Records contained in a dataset
□ □ □ □ □
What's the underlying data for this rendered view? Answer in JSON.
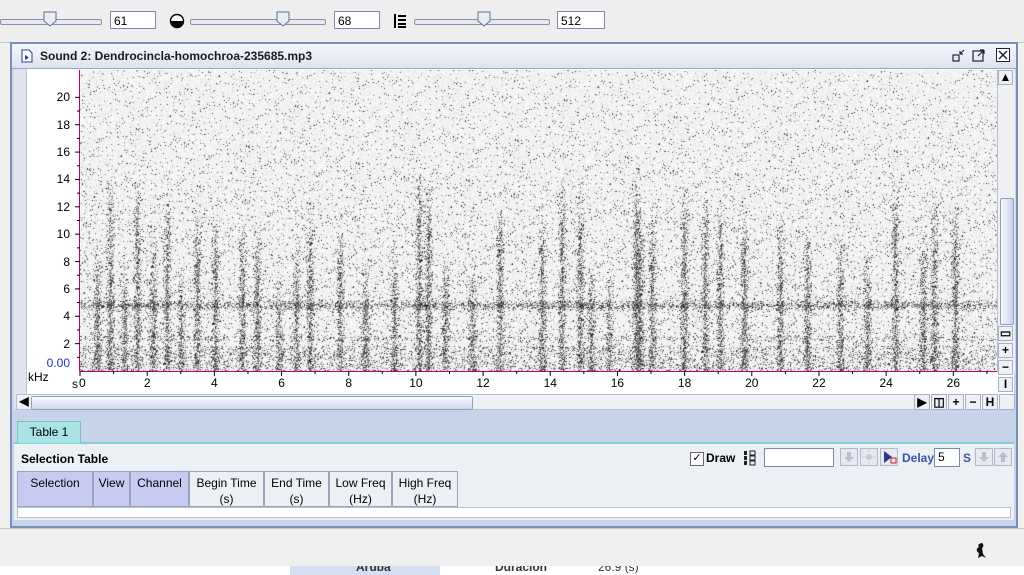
{
  "toolbar": {
    "slider1_value": "61",
    "slider2_value": "68",
    "slider3_value": "512",
    "slider1_level": 0.38,
    "slider2_level": 0.68,
    "slider3_level": 0.5
  },
  "window": {
    "title": "Sound 2: Dendrocincla-homochroa-235685.mp3"
  },
  "spectrogram": {
    "y_unit": "kHz",
    "x_unit": "s",
    "y_ticks": [
      "20",
      "18",
      "16",
      "14",
      "12",
      "10",
      "8",
      "6",
      "4",
      "2"
    ],
    "y_zero": "0.00",
    "x_ticks": [
      "0",
      "2",
      "4",
      "6",
      "8",
      "10",
      "12",
      "14",
      "16",
      "18",
      "20",
      "22",
      "24",
      "26"
    ],
    "y_max_khz": 22,
    "x_max_s": 27.3,
    "colors": {
      "axis": "#c0006a",
      "zero_label": "#1f33c6"
    }
  },
  "table": {
    "tab_label": "Table 1",
    "title": "Selection Table",
    "draw_label": "Draw",
    "draw_checked": true,
    "delay_label": "Delay:",
    "delay_value": "5",
    "delay_unit": "S",
    "columns": [
      {
        "label": "Selection",
        "sub": ""
      },
      {
        "label": "View",
        "sub": ""
      },
      {
        "label": "Channel",
        "sub": ""
      },
      {
        "label": "Begin Time",
        "sub": "(s)"
      },
      {
        "label": "End Time",
        "sub": "(s)"
      },
      {
        "label": "Low Freq",
        "sub": "(Hz)"
      },
      {
        "label": "High Freq",
        "sub": "(Hz)"
      }
    ]
  },
  "background": {
    "left_text": "Aruba",
    "mid_label": "Duración",
    "mid_value": "26.9 (s)"
  }
}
□ □ □ □ □
▶ Written request: Look through the entries above and list every line containing "Selection".

▶ Output for this task:
    "title": "Selection Table",
        "label": "Selection",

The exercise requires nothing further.